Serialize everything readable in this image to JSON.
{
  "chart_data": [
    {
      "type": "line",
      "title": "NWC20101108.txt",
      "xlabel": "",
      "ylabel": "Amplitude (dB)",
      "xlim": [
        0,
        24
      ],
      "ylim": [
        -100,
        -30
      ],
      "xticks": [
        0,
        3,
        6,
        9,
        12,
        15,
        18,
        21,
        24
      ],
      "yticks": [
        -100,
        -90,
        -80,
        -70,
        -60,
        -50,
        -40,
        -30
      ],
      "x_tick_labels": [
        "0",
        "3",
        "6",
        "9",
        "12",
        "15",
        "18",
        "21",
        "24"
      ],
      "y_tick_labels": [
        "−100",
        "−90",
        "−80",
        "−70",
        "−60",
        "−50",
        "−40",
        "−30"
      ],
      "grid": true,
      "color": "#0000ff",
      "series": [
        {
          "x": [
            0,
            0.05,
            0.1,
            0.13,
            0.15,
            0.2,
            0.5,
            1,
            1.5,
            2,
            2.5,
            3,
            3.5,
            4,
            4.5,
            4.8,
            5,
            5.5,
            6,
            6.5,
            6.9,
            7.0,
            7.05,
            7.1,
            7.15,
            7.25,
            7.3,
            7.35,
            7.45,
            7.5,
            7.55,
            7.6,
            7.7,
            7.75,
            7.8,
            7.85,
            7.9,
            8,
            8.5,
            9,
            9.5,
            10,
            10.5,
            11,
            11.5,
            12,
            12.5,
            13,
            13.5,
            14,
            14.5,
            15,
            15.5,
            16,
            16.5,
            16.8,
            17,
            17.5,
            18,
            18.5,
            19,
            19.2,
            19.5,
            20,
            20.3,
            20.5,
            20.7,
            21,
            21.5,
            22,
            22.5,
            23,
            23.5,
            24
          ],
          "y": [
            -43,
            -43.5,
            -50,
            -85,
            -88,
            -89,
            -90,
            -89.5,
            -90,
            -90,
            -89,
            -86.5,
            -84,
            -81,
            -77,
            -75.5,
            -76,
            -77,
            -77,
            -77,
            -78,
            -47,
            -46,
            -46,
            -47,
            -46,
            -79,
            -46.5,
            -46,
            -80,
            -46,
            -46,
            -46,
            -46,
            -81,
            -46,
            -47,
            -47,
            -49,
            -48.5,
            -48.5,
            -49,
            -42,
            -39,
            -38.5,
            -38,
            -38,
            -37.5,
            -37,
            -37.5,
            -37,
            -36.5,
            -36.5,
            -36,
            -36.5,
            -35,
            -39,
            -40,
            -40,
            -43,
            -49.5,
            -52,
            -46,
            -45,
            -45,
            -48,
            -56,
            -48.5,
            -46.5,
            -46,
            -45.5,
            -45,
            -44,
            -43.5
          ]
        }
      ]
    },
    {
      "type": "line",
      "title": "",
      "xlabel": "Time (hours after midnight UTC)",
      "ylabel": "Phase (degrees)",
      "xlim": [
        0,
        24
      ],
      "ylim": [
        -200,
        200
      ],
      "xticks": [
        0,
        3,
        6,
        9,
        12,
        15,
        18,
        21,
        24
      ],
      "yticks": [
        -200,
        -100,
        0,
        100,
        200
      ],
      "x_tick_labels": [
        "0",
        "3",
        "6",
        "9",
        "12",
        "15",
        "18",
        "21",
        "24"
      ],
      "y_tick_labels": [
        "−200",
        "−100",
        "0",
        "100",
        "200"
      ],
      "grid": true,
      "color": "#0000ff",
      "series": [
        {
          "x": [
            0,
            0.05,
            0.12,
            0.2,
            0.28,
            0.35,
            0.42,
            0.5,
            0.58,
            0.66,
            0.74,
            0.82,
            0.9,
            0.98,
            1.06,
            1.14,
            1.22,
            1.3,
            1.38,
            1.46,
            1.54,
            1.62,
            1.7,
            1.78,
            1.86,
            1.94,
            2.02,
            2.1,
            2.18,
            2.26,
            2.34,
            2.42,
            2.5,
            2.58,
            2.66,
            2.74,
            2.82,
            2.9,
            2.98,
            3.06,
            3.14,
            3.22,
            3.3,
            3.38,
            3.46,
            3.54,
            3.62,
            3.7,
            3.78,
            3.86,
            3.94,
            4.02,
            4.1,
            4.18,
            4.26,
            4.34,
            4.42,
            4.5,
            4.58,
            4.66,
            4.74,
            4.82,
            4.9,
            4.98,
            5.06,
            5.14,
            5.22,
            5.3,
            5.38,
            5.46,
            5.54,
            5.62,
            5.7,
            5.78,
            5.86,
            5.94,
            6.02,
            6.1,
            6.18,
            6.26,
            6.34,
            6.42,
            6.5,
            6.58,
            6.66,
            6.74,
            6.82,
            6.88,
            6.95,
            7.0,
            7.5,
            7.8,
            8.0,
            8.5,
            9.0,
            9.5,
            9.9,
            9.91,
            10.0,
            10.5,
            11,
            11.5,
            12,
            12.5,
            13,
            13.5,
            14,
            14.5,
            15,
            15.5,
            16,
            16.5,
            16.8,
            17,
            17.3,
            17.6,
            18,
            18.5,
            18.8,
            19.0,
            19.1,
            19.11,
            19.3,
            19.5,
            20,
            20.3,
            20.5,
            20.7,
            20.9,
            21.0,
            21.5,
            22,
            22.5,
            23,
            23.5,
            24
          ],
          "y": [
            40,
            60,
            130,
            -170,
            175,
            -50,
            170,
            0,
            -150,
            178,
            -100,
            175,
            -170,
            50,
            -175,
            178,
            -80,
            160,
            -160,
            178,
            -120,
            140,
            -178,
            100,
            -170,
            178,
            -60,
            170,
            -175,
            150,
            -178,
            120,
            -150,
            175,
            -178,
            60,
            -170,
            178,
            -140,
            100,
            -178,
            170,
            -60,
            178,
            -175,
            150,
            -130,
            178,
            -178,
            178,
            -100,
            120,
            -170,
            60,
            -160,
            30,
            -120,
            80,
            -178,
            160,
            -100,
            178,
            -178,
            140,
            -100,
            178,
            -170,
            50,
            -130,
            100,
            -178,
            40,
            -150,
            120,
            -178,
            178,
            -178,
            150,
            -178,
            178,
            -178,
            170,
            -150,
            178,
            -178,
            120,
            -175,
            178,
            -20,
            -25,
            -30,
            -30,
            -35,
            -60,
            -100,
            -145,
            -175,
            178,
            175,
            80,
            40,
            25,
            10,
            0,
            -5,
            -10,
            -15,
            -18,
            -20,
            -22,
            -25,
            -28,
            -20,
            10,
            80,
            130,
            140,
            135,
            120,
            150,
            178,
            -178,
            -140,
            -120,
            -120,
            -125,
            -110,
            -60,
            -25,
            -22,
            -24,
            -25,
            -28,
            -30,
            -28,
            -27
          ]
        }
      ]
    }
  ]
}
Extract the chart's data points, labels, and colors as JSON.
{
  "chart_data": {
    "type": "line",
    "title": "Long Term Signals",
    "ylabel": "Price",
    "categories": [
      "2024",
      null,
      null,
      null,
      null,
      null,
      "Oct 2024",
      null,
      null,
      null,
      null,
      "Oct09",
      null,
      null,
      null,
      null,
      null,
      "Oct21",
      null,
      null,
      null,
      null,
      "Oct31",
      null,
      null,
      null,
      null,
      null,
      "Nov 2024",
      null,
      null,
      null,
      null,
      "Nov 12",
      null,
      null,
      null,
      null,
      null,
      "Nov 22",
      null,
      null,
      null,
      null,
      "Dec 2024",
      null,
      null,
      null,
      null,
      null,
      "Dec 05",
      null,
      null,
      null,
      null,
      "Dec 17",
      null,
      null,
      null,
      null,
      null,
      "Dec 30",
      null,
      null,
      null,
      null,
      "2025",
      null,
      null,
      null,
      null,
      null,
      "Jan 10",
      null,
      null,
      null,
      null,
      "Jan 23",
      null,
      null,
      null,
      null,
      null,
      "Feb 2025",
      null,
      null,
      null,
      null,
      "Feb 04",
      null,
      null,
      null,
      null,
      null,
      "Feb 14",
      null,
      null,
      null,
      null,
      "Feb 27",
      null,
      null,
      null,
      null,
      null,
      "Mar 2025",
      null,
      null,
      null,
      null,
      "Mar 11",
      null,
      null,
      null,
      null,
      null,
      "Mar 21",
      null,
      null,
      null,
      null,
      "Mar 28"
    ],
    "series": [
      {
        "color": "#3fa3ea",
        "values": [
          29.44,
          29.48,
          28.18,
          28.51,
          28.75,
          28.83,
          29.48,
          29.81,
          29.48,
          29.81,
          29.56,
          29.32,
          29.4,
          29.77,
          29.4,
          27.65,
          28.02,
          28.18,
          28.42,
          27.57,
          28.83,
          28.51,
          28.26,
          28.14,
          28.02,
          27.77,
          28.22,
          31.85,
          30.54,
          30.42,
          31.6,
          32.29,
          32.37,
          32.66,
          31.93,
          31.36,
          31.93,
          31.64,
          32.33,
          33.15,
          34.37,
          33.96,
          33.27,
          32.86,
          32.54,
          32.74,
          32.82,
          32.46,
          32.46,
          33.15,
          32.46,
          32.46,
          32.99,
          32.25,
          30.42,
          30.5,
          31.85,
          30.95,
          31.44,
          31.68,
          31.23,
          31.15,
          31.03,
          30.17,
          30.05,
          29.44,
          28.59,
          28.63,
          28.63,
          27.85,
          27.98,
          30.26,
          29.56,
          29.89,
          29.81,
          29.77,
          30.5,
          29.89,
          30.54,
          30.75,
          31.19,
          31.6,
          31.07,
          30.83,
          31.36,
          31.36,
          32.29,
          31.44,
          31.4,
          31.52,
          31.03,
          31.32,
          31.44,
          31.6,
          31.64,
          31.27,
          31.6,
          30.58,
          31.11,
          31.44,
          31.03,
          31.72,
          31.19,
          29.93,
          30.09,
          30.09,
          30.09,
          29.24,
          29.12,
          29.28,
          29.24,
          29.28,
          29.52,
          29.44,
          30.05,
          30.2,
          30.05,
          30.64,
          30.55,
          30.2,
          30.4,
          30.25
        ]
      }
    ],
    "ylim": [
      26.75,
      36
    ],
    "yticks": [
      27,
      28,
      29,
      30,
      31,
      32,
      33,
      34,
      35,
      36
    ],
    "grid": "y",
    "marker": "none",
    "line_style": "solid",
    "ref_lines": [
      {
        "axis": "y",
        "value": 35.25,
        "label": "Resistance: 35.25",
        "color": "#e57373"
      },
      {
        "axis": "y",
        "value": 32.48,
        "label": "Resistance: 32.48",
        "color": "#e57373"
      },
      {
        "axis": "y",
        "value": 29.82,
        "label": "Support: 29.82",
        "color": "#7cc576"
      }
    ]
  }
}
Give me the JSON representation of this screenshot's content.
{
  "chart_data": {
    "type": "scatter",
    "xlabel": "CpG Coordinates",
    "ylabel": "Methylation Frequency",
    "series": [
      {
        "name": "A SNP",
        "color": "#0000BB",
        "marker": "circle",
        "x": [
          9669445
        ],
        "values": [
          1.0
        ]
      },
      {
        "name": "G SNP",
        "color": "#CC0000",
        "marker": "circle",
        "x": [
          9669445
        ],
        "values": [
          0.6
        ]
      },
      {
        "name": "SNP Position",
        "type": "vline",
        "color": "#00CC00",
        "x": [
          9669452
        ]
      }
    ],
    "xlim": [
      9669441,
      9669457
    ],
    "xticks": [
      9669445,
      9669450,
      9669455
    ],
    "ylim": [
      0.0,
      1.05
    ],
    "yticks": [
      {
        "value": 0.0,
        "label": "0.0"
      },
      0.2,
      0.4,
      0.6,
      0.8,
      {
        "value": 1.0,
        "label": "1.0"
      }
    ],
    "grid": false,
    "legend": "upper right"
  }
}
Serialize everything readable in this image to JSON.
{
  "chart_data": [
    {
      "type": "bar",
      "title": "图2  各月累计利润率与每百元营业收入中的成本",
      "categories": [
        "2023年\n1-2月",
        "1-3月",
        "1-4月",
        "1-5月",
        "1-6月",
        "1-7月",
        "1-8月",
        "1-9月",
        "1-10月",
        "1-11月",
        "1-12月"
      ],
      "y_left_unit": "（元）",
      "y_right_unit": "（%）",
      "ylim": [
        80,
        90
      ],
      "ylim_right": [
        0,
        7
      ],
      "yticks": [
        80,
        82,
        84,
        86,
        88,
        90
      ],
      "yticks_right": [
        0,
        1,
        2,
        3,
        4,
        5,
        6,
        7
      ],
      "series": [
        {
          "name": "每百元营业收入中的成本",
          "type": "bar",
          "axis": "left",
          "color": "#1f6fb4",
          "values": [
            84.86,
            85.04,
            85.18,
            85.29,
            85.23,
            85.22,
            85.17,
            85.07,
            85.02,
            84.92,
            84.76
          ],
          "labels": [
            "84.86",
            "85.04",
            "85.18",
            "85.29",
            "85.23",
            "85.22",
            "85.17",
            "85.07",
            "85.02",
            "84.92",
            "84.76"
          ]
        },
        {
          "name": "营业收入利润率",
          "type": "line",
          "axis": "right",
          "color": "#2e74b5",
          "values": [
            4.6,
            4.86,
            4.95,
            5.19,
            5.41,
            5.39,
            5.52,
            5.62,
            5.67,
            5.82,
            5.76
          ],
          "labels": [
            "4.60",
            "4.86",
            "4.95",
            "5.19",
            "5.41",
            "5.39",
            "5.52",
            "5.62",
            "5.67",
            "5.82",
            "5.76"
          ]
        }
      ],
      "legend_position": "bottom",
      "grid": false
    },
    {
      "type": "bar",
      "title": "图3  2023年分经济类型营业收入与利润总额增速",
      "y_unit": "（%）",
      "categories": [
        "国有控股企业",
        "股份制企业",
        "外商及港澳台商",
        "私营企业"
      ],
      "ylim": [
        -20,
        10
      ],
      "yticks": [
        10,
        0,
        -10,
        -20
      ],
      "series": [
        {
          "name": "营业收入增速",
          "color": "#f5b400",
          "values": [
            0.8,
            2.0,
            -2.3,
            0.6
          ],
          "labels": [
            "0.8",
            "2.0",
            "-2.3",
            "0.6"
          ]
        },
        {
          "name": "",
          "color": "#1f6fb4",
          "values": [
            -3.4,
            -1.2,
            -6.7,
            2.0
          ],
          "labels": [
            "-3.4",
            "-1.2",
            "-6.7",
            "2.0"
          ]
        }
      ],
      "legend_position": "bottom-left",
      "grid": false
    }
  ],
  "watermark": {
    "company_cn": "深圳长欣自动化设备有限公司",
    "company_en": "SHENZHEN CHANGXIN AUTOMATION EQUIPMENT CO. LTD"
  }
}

------------------------------------------------------------------------

■ WHAT THIS TASK INVOLVES
Copy all lines of the listing above that contain the string "type".

■ REPLY TO THE TASK
      "type": "line",
      "type": "line",
    "type": "line",
    "type": "scatter",
        "type": "vline",
      "type": "bar",
          "type": "bar",
          "type": "line",
      "type": "bar",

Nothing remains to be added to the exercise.